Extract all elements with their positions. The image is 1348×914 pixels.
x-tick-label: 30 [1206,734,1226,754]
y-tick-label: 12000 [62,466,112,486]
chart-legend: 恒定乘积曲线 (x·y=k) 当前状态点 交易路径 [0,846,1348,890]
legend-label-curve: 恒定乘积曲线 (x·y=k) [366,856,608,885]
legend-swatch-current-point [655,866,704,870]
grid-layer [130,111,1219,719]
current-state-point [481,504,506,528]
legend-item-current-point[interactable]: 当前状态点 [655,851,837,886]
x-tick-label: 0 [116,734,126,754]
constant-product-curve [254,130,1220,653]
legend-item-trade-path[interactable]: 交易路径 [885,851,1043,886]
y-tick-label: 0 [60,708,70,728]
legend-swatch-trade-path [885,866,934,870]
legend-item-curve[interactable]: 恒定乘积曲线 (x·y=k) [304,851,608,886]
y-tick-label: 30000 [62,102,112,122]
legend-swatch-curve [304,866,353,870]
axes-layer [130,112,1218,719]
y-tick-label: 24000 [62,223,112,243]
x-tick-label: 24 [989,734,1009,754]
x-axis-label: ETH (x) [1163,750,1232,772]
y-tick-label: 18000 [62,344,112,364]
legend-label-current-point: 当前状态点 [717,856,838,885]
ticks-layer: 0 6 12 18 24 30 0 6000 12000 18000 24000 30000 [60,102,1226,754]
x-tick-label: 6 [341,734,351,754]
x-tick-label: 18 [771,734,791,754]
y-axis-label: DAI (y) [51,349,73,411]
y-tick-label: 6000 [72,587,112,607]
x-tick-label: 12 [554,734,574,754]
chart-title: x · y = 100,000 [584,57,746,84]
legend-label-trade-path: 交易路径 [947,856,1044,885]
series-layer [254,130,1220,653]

**Work required**:
Rewrite the listing from its first line through the line containing "grid-layer [130,111,1219,719]", replacing "pixels" with "px" and leaving everything else unchanged.

**Output for this exercise**:
Extract all elements with their positions. The image is 1348×914 px.
x-tick-label: 30 [1206,734,1226,754]
y-tick-label: 12000 [62,466,112,486]
chart-legend: 恒定乘积曲线 (x·y=k) 当前状态点 交易路径 [0,846,1348,890]
legend-label-curve: 恒定乘积曲线 (x·y=k) [366,856,608,885]
legend-swatch-current-point [655,866,704,870]
grid-layer [130,111,1219,719]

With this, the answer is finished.